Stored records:

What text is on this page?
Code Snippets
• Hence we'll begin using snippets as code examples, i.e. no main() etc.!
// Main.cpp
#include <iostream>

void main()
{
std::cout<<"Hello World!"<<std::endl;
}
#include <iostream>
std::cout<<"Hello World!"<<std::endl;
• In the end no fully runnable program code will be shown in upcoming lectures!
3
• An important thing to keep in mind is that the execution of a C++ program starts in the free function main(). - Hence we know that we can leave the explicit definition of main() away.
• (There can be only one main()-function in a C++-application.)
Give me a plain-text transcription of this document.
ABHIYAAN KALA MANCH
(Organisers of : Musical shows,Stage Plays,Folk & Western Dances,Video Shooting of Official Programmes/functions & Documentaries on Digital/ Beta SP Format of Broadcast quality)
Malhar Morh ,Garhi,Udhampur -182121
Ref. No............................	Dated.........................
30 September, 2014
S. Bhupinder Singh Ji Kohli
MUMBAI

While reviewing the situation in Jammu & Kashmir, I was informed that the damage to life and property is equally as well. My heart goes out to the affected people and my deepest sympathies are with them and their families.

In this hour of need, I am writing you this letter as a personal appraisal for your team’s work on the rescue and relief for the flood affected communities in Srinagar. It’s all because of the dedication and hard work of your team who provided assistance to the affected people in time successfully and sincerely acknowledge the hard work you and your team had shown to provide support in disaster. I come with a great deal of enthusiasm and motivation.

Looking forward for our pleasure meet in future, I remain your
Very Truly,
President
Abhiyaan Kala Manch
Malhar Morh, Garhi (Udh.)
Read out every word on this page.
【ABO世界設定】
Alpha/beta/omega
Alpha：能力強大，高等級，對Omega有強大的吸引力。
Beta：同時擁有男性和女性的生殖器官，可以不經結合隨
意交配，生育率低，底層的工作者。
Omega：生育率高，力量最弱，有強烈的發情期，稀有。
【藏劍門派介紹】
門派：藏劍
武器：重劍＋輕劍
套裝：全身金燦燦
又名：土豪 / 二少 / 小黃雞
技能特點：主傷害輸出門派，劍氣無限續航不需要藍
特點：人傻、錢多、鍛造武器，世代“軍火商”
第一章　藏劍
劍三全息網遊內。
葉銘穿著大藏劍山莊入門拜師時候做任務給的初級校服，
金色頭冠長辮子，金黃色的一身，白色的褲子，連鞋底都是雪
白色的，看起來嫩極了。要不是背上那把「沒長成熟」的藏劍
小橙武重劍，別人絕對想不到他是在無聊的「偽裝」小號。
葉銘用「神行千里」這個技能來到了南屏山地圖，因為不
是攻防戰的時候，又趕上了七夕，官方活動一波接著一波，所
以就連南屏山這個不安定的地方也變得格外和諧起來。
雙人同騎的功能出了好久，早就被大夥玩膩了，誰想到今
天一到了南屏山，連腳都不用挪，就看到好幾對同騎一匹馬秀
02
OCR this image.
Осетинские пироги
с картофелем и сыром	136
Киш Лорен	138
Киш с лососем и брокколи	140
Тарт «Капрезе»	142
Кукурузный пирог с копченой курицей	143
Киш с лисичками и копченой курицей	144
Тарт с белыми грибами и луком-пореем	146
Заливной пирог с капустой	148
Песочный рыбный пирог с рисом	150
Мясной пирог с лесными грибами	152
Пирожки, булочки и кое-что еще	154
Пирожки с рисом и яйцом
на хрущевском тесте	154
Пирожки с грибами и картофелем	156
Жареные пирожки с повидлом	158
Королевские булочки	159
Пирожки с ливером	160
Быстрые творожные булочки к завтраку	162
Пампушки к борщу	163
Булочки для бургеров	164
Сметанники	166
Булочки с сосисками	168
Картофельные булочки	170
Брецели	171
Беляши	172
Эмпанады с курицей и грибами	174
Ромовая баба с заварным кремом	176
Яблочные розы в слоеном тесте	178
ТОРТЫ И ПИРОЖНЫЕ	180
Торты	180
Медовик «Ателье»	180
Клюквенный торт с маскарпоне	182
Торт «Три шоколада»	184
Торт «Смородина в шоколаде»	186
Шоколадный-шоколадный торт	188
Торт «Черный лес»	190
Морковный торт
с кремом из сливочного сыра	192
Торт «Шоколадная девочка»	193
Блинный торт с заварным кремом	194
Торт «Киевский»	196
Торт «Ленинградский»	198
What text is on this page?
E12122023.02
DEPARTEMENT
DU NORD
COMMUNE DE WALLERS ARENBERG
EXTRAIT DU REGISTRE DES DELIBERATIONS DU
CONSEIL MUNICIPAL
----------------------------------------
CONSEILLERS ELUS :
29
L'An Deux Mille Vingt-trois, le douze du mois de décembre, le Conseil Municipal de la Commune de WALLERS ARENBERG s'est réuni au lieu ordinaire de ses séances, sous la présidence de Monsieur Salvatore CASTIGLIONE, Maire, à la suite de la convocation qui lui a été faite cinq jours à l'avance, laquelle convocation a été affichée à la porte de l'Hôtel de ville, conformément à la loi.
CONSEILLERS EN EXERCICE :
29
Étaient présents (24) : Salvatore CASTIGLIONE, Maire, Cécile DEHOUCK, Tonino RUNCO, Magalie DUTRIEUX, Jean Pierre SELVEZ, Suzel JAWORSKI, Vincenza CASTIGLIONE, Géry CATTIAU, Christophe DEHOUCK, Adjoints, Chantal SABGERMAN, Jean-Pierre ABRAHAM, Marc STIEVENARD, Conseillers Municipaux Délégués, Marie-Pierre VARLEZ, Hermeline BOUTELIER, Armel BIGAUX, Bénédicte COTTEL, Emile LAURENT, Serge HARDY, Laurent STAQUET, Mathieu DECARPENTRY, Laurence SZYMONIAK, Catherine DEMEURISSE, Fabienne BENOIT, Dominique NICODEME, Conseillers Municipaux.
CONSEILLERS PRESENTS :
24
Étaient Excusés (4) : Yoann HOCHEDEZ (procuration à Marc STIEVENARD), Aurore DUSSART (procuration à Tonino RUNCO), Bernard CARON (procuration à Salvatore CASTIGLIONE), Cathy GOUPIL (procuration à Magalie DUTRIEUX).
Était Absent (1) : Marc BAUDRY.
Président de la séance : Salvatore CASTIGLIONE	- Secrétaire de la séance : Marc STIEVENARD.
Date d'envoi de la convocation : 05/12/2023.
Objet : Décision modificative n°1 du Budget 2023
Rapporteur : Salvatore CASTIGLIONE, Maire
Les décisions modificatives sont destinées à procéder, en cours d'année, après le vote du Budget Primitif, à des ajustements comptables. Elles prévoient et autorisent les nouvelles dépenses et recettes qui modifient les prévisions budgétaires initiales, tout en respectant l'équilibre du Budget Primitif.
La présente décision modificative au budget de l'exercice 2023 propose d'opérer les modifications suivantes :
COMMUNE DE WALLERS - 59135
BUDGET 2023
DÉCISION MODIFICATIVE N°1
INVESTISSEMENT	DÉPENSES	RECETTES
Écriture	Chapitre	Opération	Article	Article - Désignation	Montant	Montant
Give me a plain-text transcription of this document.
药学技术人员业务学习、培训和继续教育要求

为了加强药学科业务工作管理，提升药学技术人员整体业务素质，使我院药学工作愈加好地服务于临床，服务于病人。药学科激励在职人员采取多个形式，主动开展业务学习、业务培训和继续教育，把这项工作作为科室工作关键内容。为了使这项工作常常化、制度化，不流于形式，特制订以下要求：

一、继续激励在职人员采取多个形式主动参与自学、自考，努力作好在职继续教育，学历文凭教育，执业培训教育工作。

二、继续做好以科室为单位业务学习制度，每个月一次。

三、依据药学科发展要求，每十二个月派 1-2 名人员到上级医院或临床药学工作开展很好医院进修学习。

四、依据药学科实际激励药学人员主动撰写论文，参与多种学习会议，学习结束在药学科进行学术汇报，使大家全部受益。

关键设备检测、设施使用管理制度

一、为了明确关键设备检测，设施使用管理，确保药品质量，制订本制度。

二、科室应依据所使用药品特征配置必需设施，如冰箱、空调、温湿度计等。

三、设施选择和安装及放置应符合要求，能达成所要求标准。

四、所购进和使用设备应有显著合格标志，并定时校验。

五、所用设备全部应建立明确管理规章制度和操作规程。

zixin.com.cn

→ **What is expected**: Which lines contain "ARENBERG"? Copy each of them out.

→ **Answer in full**:
COMMUNE DE WALLERS ARENBERG
L'An Deux Mille Vingt-trois, le douze du mois de décembre, le Conseil Municipal de la Commune de WALLERS ARENBERG s'est réuni au lieu ordinaire de ses séances, sous la présidence de Monsieur Salvatore CASTIGLIONE, Maire, à la suite de la convocation qui lui a été faite cinq jours à l'avance, laquelle convocation a été affichée à la porte de l'Hôtel de ville, conformément à la loi.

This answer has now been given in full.